Reproduce all records verbatim.

────────────────

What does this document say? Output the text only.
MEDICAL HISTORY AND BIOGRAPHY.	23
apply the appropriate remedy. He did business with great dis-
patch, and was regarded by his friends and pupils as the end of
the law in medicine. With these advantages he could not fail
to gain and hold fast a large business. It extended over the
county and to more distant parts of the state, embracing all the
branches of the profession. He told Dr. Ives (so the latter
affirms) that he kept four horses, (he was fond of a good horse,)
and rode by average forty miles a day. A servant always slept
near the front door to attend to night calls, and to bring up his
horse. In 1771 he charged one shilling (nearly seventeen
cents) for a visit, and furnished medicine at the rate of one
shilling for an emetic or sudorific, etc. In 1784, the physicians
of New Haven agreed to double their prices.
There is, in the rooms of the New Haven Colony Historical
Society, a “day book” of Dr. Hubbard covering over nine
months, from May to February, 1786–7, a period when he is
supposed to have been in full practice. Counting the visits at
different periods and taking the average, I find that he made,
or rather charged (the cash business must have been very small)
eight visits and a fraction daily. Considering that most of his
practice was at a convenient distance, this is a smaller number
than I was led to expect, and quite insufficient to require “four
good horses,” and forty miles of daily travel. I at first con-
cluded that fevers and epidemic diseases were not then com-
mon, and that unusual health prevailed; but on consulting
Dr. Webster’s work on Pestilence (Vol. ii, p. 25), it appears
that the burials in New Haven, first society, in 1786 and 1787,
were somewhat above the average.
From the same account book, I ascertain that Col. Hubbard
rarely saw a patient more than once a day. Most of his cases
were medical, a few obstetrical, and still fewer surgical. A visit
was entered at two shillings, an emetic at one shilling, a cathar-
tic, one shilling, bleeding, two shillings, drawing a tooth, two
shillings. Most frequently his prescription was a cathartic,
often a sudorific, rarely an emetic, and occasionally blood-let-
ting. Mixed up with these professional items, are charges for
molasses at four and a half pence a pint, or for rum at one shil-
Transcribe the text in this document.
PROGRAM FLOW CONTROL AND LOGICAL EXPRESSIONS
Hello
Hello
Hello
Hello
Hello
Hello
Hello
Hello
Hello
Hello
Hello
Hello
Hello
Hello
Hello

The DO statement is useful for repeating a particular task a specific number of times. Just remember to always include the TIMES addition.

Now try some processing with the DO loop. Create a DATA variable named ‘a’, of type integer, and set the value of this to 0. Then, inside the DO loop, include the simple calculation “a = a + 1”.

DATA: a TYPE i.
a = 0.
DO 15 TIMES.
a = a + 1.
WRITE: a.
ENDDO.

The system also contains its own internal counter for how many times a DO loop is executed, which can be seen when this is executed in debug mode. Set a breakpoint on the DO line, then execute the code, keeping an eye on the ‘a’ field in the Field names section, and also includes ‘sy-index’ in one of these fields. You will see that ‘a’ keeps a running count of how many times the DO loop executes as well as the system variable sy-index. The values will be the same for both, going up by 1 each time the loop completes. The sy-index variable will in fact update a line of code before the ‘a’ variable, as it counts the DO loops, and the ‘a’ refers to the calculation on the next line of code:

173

────────────────

### Full response
What does this document say? Output the text only.
MEDICAL HISTORY AND BIOGRAPHY.	23
apply the appropriate remedy. He did business with great dis-
patch, and was regarded by his friends and pupils as the end of
the law in medicine. With these advantages he could not fail
to gain and hold fast a large business. It extended over the
county and to more distant parts of the state, embracing all the
branches of the profession. He told Dr. Ives (so the latter
affirms) that he kept four horses, (he was fond of a good horse,)
and rode by average forty miles a day. A servant always slept
near the front door to attend to night calls, and to bring up his
horse. In 1771 he charged one shilling (nearly seventeen
cents) for a visit, and furnished medicine at the rate of one
shilling for an emetic or sudorific, etc. In 1784, the physicians
of New Haven agreed to double their prices.
There is, in the rooms of the New Haven Colony Historical
Society, a “day book” of Dr. Hubbard covering over nine
months, from May to February, 1786–7, a period when he is
supposed to have been in full practice. Counting the visits at
different periods and taking the average, I find that he made,
or rather charged (the cash business must have been very small)
eight visits and a fraction daily. Considering that most of his
practice was at a convenient distance, this is a smaller number
than I was led to expect, and quite insufficient to require “four
good horses,” and forty miles of daily travel. I at first con-
cluded that fevers and epidemic diseases were not then com-
mon, and that unusual health prevailed; but on consulting
Dr. Webster’s work on Pestilence (Vol. ii, p. 25), it appears
that the burials in New Haven, first society, in 1786 and 1787,
were somewhat above the average.
From the same account book, I ascertain that Col. Hubbard
rarely saw a patient more than once a day. Most of his cases
were medical, a few obstetrical, and still fewer surgical. A visit
was entered at two shillings, an emetic at one shilling, a cathar-
tic, one shilling, bleeding, two shillings, drawing a tooth, two
shillings. Most frequently his prescription was a cathartic,
often a sudorific, rarely an emetic, and occasionally blood-let-
ting. Mixed up with these professional items, are charges for
molasses at four and a half pence a pint, or for rum at one shil-
Transcribe the text in this document.
PROGRAM FLOW CONTROL AND LOGICAL EXPRESSIONS
Hello
Hello
Hello
Hello
Hello
Hello
Hello
Hello
Hello
Hello
Hello
Hello
Hello
Hello
Hello

The DO statement is useful for repeating a particular task a specific number of times. Just remember to always include the TIMES addition.

Now try some processing with the DO loop. Create a DATA variable named ‘a’, of type integer, and set the value of this to 0. Then, inside the DO loop, include the simple calculation “a = a + 1”.

DATA: a TYPE i.
a = 0.
DO 15 TIMES.
a = a + 1.
WRITE: a.
ENDDO.

The system also contains its own internal counter for how many times a DO loop is executed, which can be seen when this is executed in debug mode. Set a breakpoint on the DO line, then execute the code, keeping an eye on the ‘a’ field in the Field names section, and also includes ‘sy-index’ in one of these fields. You will see that ‘a’ keeps a running count of how many times the DO loop executes as well as the system variable sy-index. The values will be the same for both, going up by 1 each time the loop completes. The sy-index variable will in fact update a line of code before the ‘a’ variable, as it counts the DO loops, and the ‘a’ refers to the calculation on the next line of code:

173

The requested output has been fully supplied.